What the exercise asks. Pick out every line with the word "Minutes" and copy it.

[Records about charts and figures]

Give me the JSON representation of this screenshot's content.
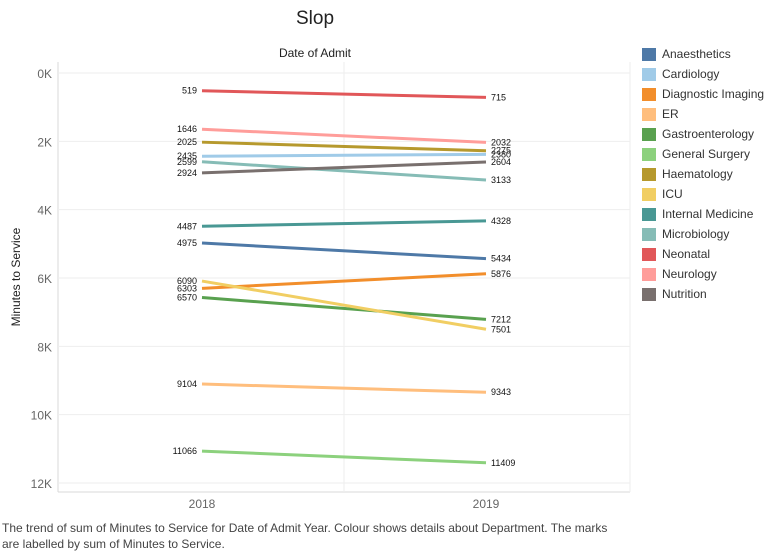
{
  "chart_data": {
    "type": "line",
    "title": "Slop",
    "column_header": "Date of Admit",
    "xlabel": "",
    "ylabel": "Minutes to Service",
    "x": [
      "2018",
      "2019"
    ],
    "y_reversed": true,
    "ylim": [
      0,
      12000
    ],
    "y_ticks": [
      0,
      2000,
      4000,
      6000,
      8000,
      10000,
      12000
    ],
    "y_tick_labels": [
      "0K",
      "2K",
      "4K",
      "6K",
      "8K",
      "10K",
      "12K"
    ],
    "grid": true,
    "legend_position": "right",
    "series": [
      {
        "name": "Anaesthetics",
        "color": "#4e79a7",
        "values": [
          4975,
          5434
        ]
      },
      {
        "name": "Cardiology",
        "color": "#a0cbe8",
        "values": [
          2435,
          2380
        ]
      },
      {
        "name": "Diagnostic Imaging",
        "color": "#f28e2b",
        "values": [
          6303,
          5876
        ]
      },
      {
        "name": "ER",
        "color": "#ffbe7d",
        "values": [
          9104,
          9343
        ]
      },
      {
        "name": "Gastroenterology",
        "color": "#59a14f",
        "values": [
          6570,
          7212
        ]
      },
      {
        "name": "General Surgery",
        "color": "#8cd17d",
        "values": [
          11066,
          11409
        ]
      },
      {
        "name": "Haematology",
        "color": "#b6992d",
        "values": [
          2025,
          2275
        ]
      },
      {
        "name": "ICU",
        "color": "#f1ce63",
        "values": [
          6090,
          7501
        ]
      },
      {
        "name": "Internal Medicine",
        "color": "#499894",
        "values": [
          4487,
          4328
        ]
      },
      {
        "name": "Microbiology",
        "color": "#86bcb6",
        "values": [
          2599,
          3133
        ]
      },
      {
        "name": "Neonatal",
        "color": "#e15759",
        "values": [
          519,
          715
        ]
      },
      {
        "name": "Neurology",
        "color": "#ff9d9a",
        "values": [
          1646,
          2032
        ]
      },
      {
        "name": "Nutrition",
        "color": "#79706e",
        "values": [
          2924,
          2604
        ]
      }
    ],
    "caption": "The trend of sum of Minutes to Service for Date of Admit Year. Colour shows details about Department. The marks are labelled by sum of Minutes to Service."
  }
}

Task output.
    "ylabel": "Minutes to Service",
    "caption": "The trend of sum of Minutes to Service for Date of Admit Year. Colour shows details about Department. The marks are labelled by sum of Minutes to Service."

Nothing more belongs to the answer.